■ Material to process:
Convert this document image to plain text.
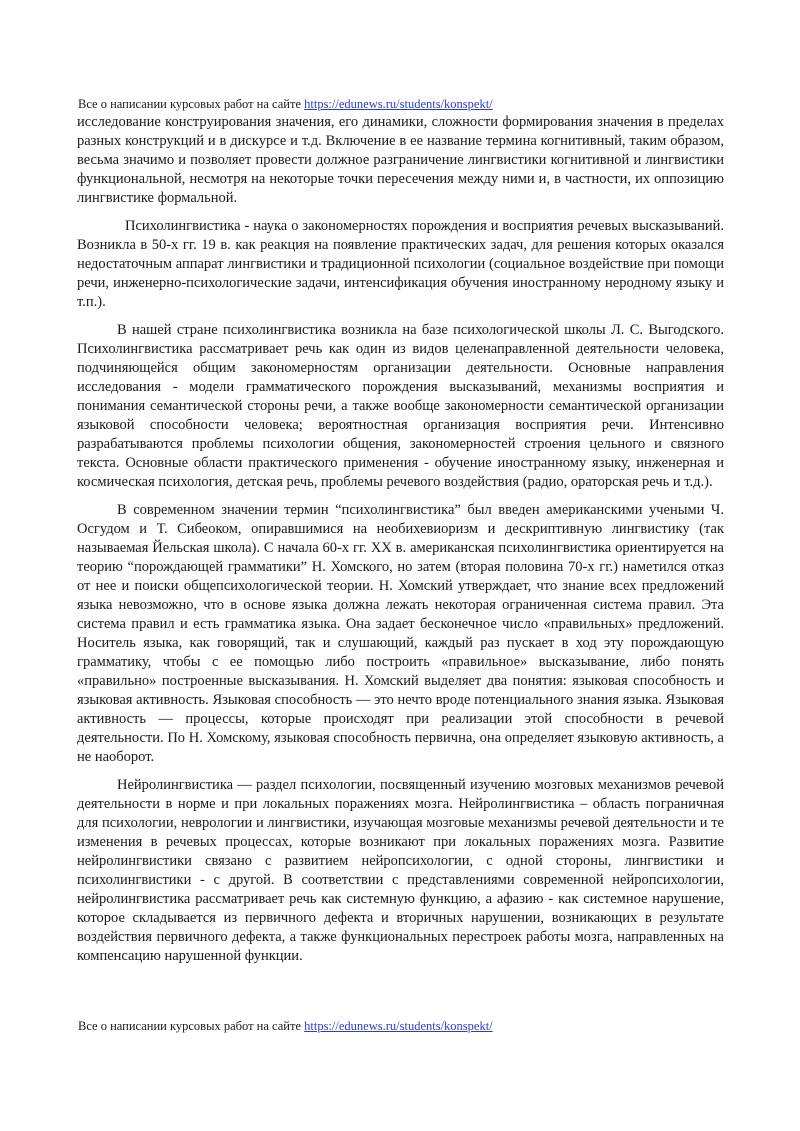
Все о написании курсовых работ на сайте https://edunews.ru/students/konspekt/

исследование конструирования значения, его динамики, сложности формирования значения в пределах разных конструкций и в дискурсе и т.д. Включение в ее название термина когнитивный, таким образом, весьма значимо и позволяет провести должное разграничение лингвистики когнитивной и лингвистики функциональной, несмотря на некоторые точки пересечения между ними и, в частности, их оппозицию лингвистике формальной.

Психолингвистика - наука о закономерностях порождения и восприятия речевых высказываний. Возникла в 50-х гг. 19 в. как реакция на появление практических задач, для решения которых оказался недостаточным аппарат лингвистики и традиционной психологии (социальное воздействие при помощи речи, инженерно-психологические задачи, интенсификация обучения иностранному неродному языку и т.п.).

В нашей стране психолингвистика возникла на базе психологической школы Л. С. Выгодского. Психолингвистика рассматривает речь как один из видов целенаправленной деятельности человека, подчиняющейся общим закономерностям организации деятельности. Основные направления исследования - модели грамматического порождения высказываний, механизмы восприятия и понимания семантической стороны речи, а также вообще закономерности семантической организации языковой способности человека; вероятностная организация восприятия речи. Интенсивно разрабатываются проблемы психологии общения, закономерностей строения цельного и связного текста. Основные области практического применения - обучение иностранному языку, инженерная и космическая психология, детская речь, проблемы речевого воздействия (радио, ораторская речь и т.д.).

В современном значении термин “психолингвистика” был введен американскими учеными Ч. Осгудом и Т. Сибеоком, опиравшимися на необихевиоризм и дескриптивную лингвистику (так называемая Йельская школа). С начала 60-х гг. XX в. американская психолингвистика ориентируется на теорию “порождающей грамматики” Н. Хомского, но затем (вторая половина 70-х гг.) наметился отказ от нее и поиски общепсихологической теории. Н. Хомский утверждает, что знание всех предложений языка невозможно, что в основе языка должна лежать некоторая ограниченная система правил. Эта система правил и есть грамматика языка. Она задает бесконечное число «правильных» предложений. Носитель языка, как говорящий, так и слушающий, каждый раз пускает в ход эту порождающую грамматику, чтобы с ее помощью либо построить «правильное» высказывание, либо понять «правильно» построенные высказывания. Н. Хомский выделяет два понятия: языковая способность и языковая активность. Языковая способность — это нечто вроде потенциального знания языка. Языковая активность — процессы, которые происходят при реализации этой способности в речевой деятельности. По Н. Хомскому, языковая способность первична, она определяет языковую активность, а не наоборот.

Нейролингвистика — раздел психологии, посвященный изучению мозговых механизмов речевой деятельности в норме и при локальных поражениях мозга. Нейролингвистика – область пограничная для психологии, неврологии и лингвистики, изучающая мозговые механизмы речевой деятельности и те изменения в речевых процессах, которые возникают при локальных поражениях мозга. Развитие нейролингвистики связано с развитием нейропсихологии, с одной стороны, лингвистики и психолингвистики - с другой. В соответствии с представлениями современной нейропсихологии, нейролингвистика рассматривает речь как системную функцию, а афазию - как системное нарушение, которое складывается из первичного дефекта и вторичных нарушении, возникающих в результате воздействия первичного дефекта, а также функциональных перестроек работы мозга, направленных на компенсацию нарушенной функции.

Все о написании курсовых работ на сайте https://edunews.ru/students/konspekt/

■ Exercise details: Check each line of the records above for "иностранному", and copy those that have it.

■ Response for this exercise:
Психолингвистика - наука о закономерностях порождения и восприятия речевых высказываний. Возникла в 50-х гг. 19 в. как реакция на появление практических задач, для решения которых оказался недостаточным аппарат лингвистики и традиционной психологии (социальное воздействие при помощи речи, инженерно-психологические задачи, интенсификация обучения иностранному неродному языку и т.п.).
В нашей стране психолингвистика возникла на базе психологической школы Л. С. Выгодского. Психолингвистика рассматривает речь как один из видов целенаправленной деятельности человека, подчиняющейся общим закономерностям организации деятельности. Основные направления исследования - модели грамматического порождения высказываний, механизмы восприятия и понимания семантической стороны речи, а также вообще закономерности семантической организации языковой способности человека; вероятностная организация восприятия речи. Интенсивно разрабатываются проблемы психологии общения, закономерностей строения цельного и связного текста. Основные области практического применения - обучение иностранному языку, инженерная и космическая психология, детская речь, проблемы речевого воздействия (радио, ораторская речь и т.д.).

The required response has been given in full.